> _WHAT IS NEEDED_: Reproduce each line exactly, including spacing and punctuation.

> _INFORMATION PROVIDED_:

------------------------------------------------------------

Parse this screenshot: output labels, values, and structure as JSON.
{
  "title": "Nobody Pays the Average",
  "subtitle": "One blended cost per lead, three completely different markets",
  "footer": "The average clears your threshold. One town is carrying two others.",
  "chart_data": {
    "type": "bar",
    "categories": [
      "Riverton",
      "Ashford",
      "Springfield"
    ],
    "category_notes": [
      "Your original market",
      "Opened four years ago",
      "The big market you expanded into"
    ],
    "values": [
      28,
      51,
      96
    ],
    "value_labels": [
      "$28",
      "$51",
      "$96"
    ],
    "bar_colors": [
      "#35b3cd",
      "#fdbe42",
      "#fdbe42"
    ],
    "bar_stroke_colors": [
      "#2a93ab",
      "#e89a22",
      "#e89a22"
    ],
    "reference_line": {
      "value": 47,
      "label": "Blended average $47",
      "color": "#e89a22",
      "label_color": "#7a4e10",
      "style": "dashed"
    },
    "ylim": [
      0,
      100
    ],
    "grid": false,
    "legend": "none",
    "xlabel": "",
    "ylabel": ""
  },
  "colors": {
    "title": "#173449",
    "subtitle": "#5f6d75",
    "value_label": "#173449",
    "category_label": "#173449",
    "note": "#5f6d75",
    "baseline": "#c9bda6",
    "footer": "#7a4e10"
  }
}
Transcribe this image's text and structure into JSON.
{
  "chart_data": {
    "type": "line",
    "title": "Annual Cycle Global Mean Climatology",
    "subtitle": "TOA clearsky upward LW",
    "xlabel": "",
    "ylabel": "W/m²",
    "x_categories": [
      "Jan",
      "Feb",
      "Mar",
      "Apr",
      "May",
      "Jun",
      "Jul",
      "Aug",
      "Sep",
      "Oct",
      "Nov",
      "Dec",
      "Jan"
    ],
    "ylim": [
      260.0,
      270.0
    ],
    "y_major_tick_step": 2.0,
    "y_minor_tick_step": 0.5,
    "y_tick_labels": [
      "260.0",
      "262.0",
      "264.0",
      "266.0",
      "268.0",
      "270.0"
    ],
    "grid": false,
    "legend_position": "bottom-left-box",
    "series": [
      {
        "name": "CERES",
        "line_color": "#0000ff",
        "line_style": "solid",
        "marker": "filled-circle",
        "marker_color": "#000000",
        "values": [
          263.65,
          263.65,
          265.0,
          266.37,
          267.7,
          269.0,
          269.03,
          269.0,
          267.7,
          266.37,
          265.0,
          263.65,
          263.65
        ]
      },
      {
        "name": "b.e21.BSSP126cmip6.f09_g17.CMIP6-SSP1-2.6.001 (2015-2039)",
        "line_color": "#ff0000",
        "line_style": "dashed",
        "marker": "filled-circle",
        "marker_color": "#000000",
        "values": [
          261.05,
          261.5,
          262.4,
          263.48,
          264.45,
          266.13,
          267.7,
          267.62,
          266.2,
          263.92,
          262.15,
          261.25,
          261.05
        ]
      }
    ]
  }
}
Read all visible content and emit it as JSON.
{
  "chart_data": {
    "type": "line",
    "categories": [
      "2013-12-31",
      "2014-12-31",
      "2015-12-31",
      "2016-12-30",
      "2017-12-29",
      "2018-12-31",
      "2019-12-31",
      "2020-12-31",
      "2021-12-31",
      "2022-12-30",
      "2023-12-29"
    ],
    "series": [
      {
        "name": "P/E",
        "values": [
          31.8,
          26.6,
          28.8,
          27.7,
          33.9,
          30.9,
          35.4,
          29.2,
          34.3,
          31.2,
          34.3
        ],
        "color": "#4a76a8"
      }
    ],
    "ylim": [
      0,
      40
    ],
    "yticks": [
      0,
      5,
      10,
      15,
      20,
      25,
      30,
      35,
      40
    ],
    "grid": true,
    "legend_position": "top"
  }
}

------------------------------------------------------------

> _WORKED ANSWER_:
Parse this screenshot: output labels, values, and structure as JSON.
{
  "title": "Nobody Pays the Average",
  "subtitle": "One blended cost per lead, three completely different markets",
  "footer": "The average clears your threshold. One town is carrying two others.",
  "chart_data": {
    "type": "bar",
    "categories": [
      "Riverton",
      "Ashford",
      "Springfield"
    ],
    "category_notes": [
      "Your original market",
      "Opened four years ago",
      "The big market you expanded into"
    ],
    "values": [
      28,
      51,
      96
    ],
    "value_labels": [
      "$28",
      "$51",
      "$96"
    ],
    "bar_colors": [
      "#35b3cd",
      "#fdbe42",
      "#fdbe42"
    ],
    "bar_stroke_colors": [
      "#2a93ab",
      "#e89a22",
      "#e89a22"
    ],
    "reference_line": {
      "value": 47,
      "label": "Blended average $47",
      "color": "#e89a22",
      "label_color": "#7a4e10",
      "style": "dashed"
    },
    "ylim": [
      0,
      100
    ],
    "grid": false,
    "legend": "none",
    "xlabel": "",
    "ylabel": ""
  },
  "colors": {
    "title": "#173449",
    "subtitle": "#5f6d75",
    "value_label": "#173449",
    "category_label": "#173449",
    "note": "#5f6d75",
    "baseline": "#c9bda6",
    "footer": "#7a4e10"
  }
}
Transcribe this image's text and structure into JSON.
{
  "chart_data": {
    "type": "line",
    "title": "Annual Cycle Global Mean Climatology",
    "subtitle": "TOA clearsky upward LW",
    "xlabel": "",
    "ylabel": "W/m²",
    "x_categories": [
      "Jan",
      "Feb",
      "Mar",
      "Apr",
      "May",
      "Jun",
      "Jul",
      "Aug",
      "Sep",
      "Oct",
      "Nov",
      "Dec",
      "Jan"
    ],
    "ylim": [
      260.0,
      270.0
    ],
    "y_major_tick_step": 2.0,
    "y_minor_tick_step": 0.5,
    "y_tick_labels": [
      "260.0",
      "262.0",
      "264.0",
      "266.0",
      "268.0",
      "270.0"
    ],
    "grid": false,
    "legend_position": "bottom-left-box",
    "series": [
      {
        "name": "CERES",
        "line_color": "#0000ff",
        "line_style": "solid",
        "marker": "filled-circle",
        "marker_color": "#000000",
        "values": [
          263.65,
          263.65,
          265.0,
          266.37,
          267.7,
          269.0,
          269.03,
          269.0,
          267.7,
          266.37,
          265.0,
          263.65,
          263.65
        ]
      },
      {
        "name": "b.e21.BSSP126cmip6.f09_g17.CMIP6-SSP1-2.6.001 (2015-2039)",
        "line_color": "#ff0000",
        "line_style": "dashed",
        "marker": "filled-circle",
        "marker_color": "#000000",
        "values": [
          261.05,
          261.5,
          262.4,
          263.48,
          264.45,
          266.13,
          267.7,
          267.62,
          266.2,
          263.92,
          262.15,
          261.25,
          261.05
        ]
      }
    ]
  }
}
Read all visible content and emit it as JSON.
{
  "chart_data": {
    "type": "line",
    "categories": [
      "2013-12-31",
      "2014-12-31",
      "2015-12-31",
      "2016-12-30",
      "2017-12-29",
      "2018-12-31",
      "2019-12-31",
      "2020-12-31",
      "2021-12-31",
      "2022-12-30",
      "2023-12-29"
    ],
    "series": [
      {
        "name": "P/E",
        "values": [
          31.8,
          26.6,
          28.8,
          27.7,
          33.9,
          30.9,
          35.4,
          29.2,
          34.3,
          31.2,
          34.3
        ],
        "color": "#4a76a8"
      }
    ],
    "ylim": [
      0,
      40
    ],
    "yticks": [
      0,
      5,
      10,
      15,
      20,
      25,
      30,
      35,
      40
    ],
    "grid": true,
    "legend_position": "top"
  }
}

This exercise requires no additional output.